▶ Do this
Report back each line of the records that contains the string "document".

▶ Material shown
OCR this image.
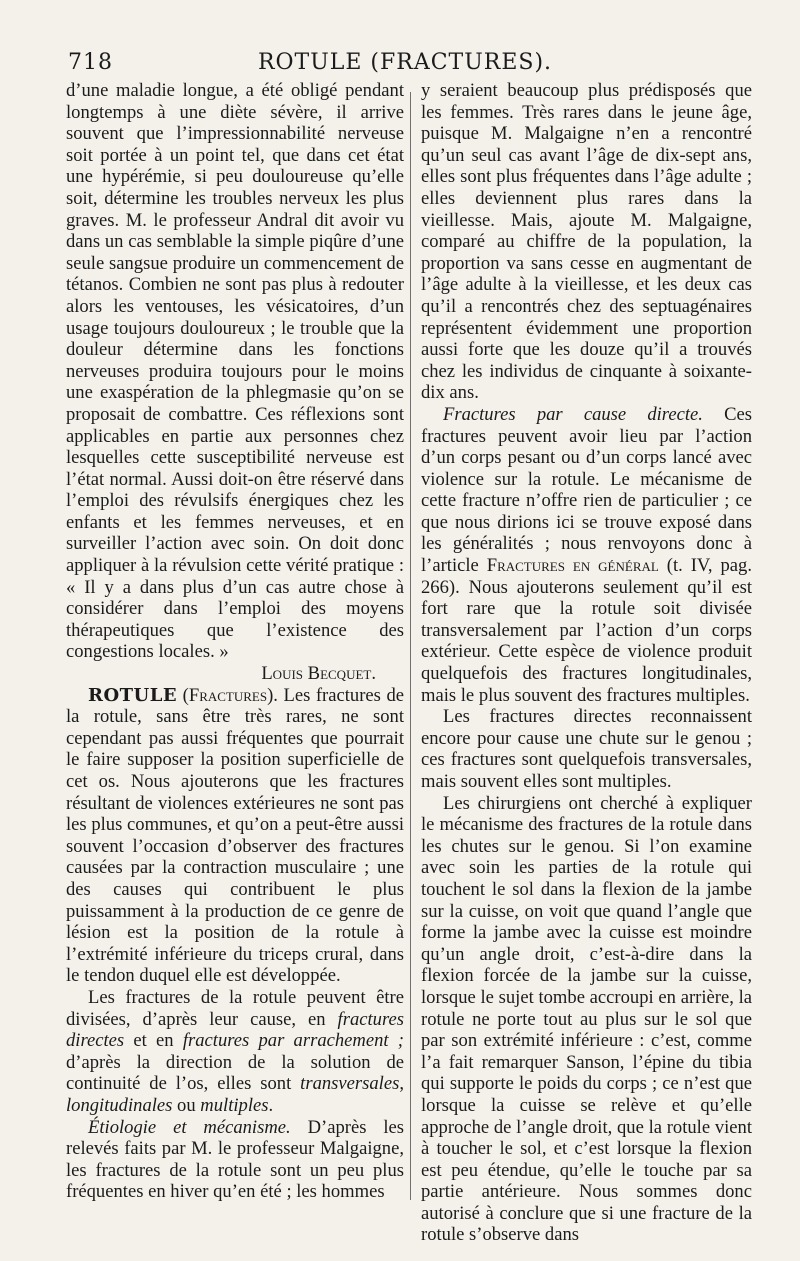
718	ROTULE (FRACTURES).

d’une maladie longue, a été obligé pendant longtemps à une diète sévère, il arrive souvent que l’impressionnabilité nerveuse soit portée à un point tel, que dans cet état une hypérémie, si peu douloureuse qu’elle soit, détermine les troubles nerveux les plus graves. M. le professeur Andral dit avoir vu dans un cas semblable la simple piqûre d’une seule sangsue produire un commencement de tétanos. Combien ne sont pas plus à redouter alors les ventouses, les vésicatoires, d’un usage toujours douloureux ; le trouble que la douleur détermine dans les fonctions nerveuses produira toujours pour le moins une exaspération de la phlegmasie qu’on se proposait de combattre. Ces réflexions sont applicables en partie aux personnes chez lesquelles cette susceptibilité nerveuse est l’état normal. Aussi doit-on être réservé dans l’emploi des révulsifs énergiques chez les enfants et les femmes nerveuses, et en surveiller l’action avec soin. On doit donc appliquer à la révulsion cette vérité pratique : « Il y a dans plus d’un cas autre chose à considérer dans l’emploi des moyens thérapeutiques que l’existence des congestions locales. »

Louis Becquet.

ROTULE (Fractures). Les fractures de la rotule, sans être très rares, ne sont cependant pas aussi fréquentes que pourrait le faire supposer la position superficielle de cet os. Nous ajouterons que les fractures résultant de violences extérieures ne sont pas les plus communes, et qu’on a peut-être aussi souvent l’occasion d’observer des fractures causées par la contraction musculaire ; une des causes qui contribuent le plus puissamment à la production de ce genre de lésion est la position de la rotule à l’extrémité inférieure du triceps crural, dans le tendon duquel elle est développée.

Les fractures de la rotule peuvent être divisées, d’après leur cause, en fractures directes et en fractures par arrachement ; d’après la direction de la solution de continuité de l’os, elles sont transversales, longitudinales ou multiples.

Étiologie et mécanisme. D’après les relevés faits par M. le professeur Malgaigne, les fractures de la rotule sont un peu plus fréquentes en hiver qu’en été ; les hommes

y seraient beaucoup plus prédisposés que les femmes. Très rares dans le jeune âge, puisque M. Malgaigne n’en a rencontré qu’un seul cas avant l’âge de dix-sept ans, elles sont plus fréquentes dans l’âge adulte ; elles deviennent plus rares dans la vieillesse. Mais, ajoute M. Malgaigne, comparé au chiffre de la population, la proportion va sans cesse en augmentant de l’âge adulte à la vieillesse, et les deux cas qu’il a rencontrés chez des septuagénaires représentent évidemment une proportion aussi forte que les douze qu’il a trouvés chez les individus de cinquante à soixante-dix ans.

Fractures par cause directe. Ces fractures peuvent avoir lieu par l’action d’un corps pesant ou d’un corps lancé avec violence sur la rotule. Le mécanisme de cette fracture n’offre rien de particulier ; ce que nous dirions ici se trouve exposé dans les généralités ; nous renvoyons donc à l’article Fractures en général (t. IV, pag. 266). Nous ajouterons seulement qu’il est fort rare que la rotule soit divisée transversalement par l’action d’un corps extérieur. Cette espèce de violence produit quelquefois des fractures longitudinales, mais le plus souvent des fractures multiples.

Les fractures directes reconnaissent encore pour cause une chute sur le genou ; ces fractures sont quelquefois transversales, mais souvent elles sont multiples.

Les chirurgiens ont cherché à expliquer le mécanisme des fractures de la rotule dans les chutes sur le genou. Si l’on examine avec soin les parties de la rotule qui touchent le sol dans la flexion de la jambe sur la cuisse, on voit que quand l’angle que forme la jambe avec la cuisse est moindre qu’un angle droit, c’est-à-dire dans la flexion forcée de la jambe sur la cuisse, lorsque le sujet tombe accroupi en arrière, la rotule ne porte tout au plus sur le sol que par son extrémité inférieure : c’est, comme l’a fait remarquer Sanson, l’épine du tibia qui supporte le poids du corps ; ce n’est que lorsque la cuisse se relève et qu’elle approche de l’angle droit, que la rotule vient à toucher le sol, et c’est lorsque la flexion est peu étendue, qu’elle le touche par sa partie antérieure. Nous sommes donc autorisé à conclure que si une fracture de la rotule s’observe dans
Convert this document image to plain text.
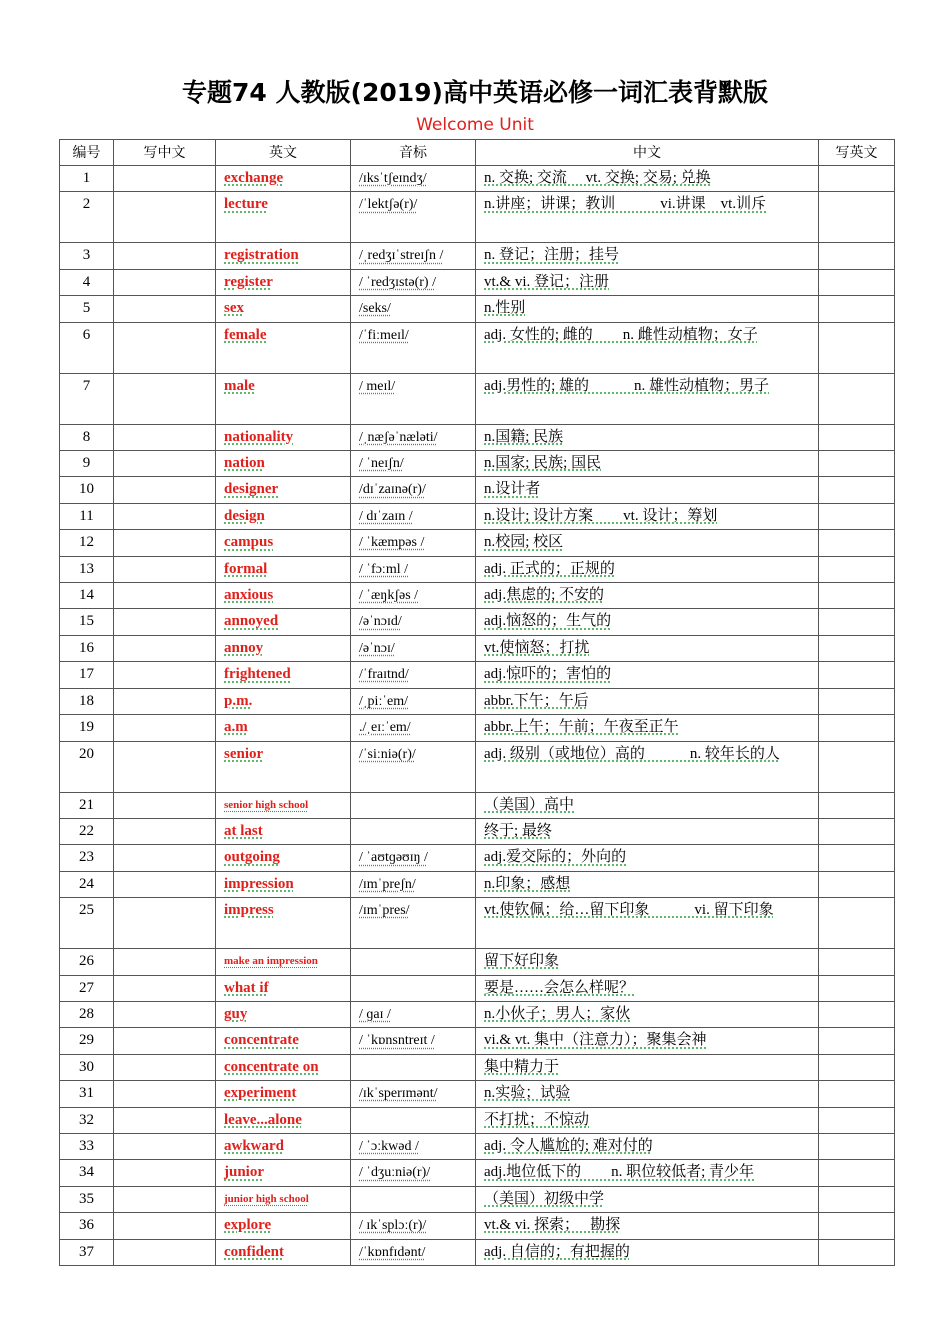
专题74 人教版(2019)高中英语必修一词汇表背默版
Welcome Unit
编号	写中文	英文	音标	中文	写英文
1		exchange	/ɪksˈtʃeɪndʒ/	n. 交换; 交流　 vt. 交换; 交易; 兑换	
2		lecture	/ˈlektʃə(r)/	n.讲座；讲课；教训　　　vi.讲课　vt.训斥	
3		registration	/ˌredʒɪˈstreɪʃn /	n. 登记；注册；挂号	
4		register	/ ˈredʒɪstə(r) /	vt.& vi. 登记；注册	
5		sex	/seks/	n.性别	
6		female	/ˈfiːmeɪl/	adj. 女性的; 雌的　　n. 雌性动植物；女子	
7		male	/ meɪl/	adj.男性的; 雄的　　　n. 雄性动植物；男子	
8		nationality	/ˌnæʃəˈnæləti/	n.国籍; 民族	
9		nation	/ ˈneɪʃn/	n.国家; 民族; 国民	
10		designer	/dɪˈzaɪnə(r)/	n.设计者	
11		design	/ dɪˈzaɪn /	n.设计; 设计方案　　vt. 设计；筹划	
12		campus	/ ˈkæmpəs /	n.校园; 校区	
13		formal	/ ˈfɔːml /	adj. 正式的；正规的	
14		anxious	/ ˈæŋkʃəs /	adj.焦虑的; 不安的	
15		annoyed	/əˈnɔɪd/	adj.恼怒的；生气的	
16		annoy	/əˈnɔɪ/	vt.使恼怒；打扰	
17		frightened	/ˈfraɪtnd/	adj.惊吓的；害怕的	
18		p.m.	/ˌpiːˈem/	abbr.下午；午后	
19		a.m	./ˌeɪːˈem/	abbr.上午；午前；午夜至正午	
20		senior	/ˈsiːniə(r)/	adj. 级别（或地位）高的　　　n. 较年长的人	
21		senior high school		（美国）高中	
22		at last		终于; 最终	
23		outgoing	/ ˈaʊtɡəʊɪŋ /	adj.爱交际的；外向的	
24		impression	/ɪmˈpreʃn/	n.印象；感想	
25		impress	/ɪmˈpres/	vt.使钦佩；给…留下印象　　　vi. 留下印象	
26		make an impression		留下好印象	
27		what if		要是……会怎么样呢？	
28		guy	/ ɡaɪ /	n.小伙子；男人；家伙	
29		concentrate	/ ˈkɒnsntreɪt /	vi.& vt. 集中（注意力）；聚集会神	
30		concentrate on		集中精力于	
31		experiment	/ɪkˈsperɪmənt/	n.实验；试验	
32		leave...alone		不打扰；不惊动	
33		awkward	/ ˈɔːkwəd /	adj. 令人尴尬的; 难对付的	
34		junior	/ ˈdʒuːniə(r)/	adj.地位低下的　　n. 职位较低者; 青少年	
35		junior high school		（美国）初级中学	
36		explore	/ ɪkˈsplɔː(r)/	vt.& vi. 探索；　 勘探	
37		confident	/ˈkɒnfɪdənt/	adj. 自信的；有把握的	
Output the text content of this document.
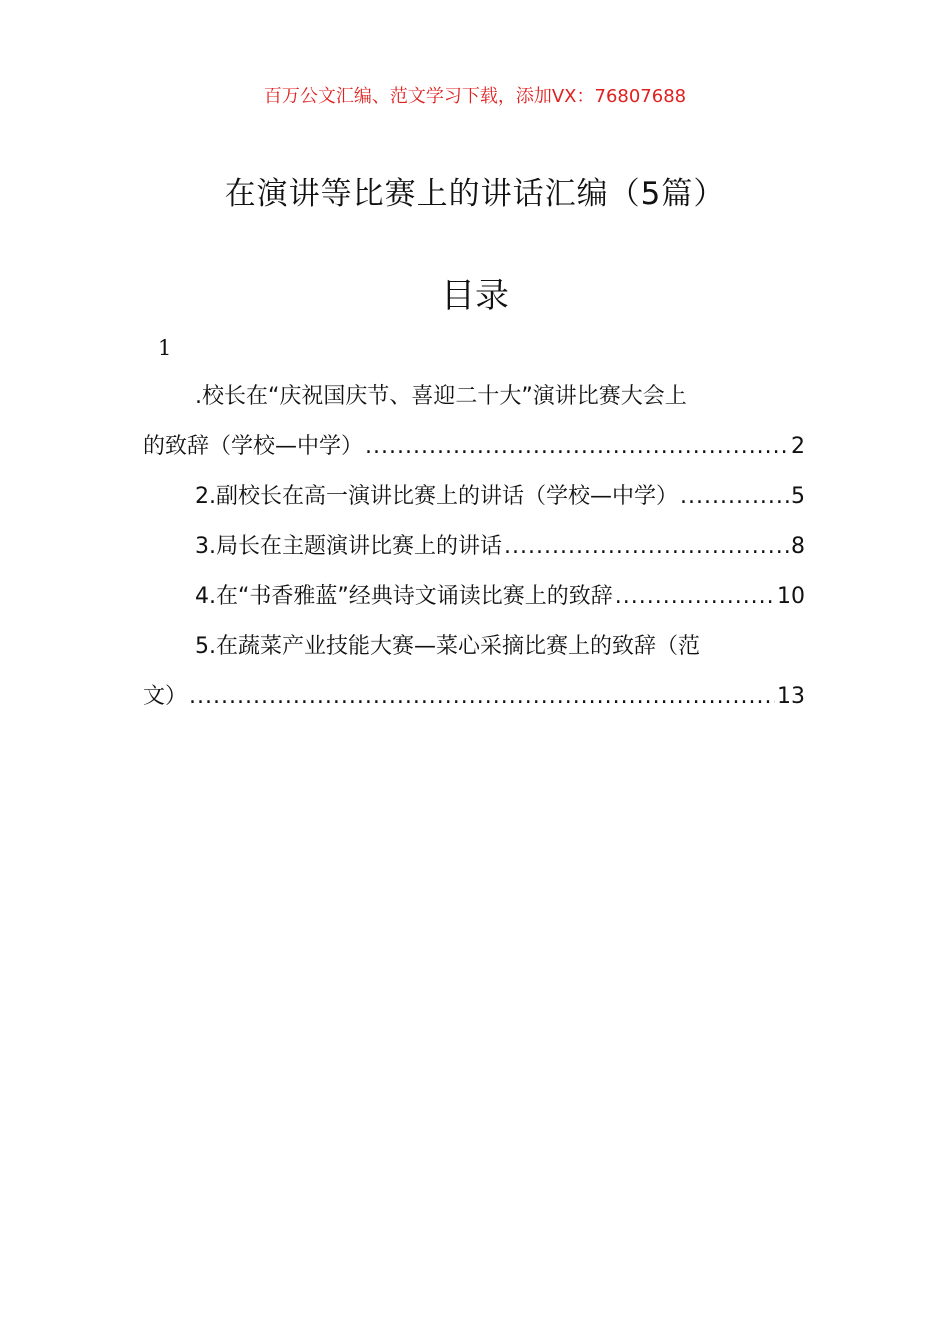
百万公文汇编、范文学习下载，添加VX：76807688
在演讲等比赛上的讲话汇编（5篇）
目录
1
.校长在“庆祝国庆节、喜迎二十大”演讲比赛大会上
的致辞（学校—中学） .....	2
2.副校长在高一演讲比赛上的讲话（学校—中学） .....	5
3.局长在主题演讲比赛上的讲话 .....	8
4.在“书香雅蓝”经典诗文诵读比赛上的致辞 .....	10
5.在蔬菜产业技能大赛—菜心采摘比赛上的致辞（范
文） .....	13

▶ Solution to the exercise
Convert this document image to plain text.
Output the text content of this document.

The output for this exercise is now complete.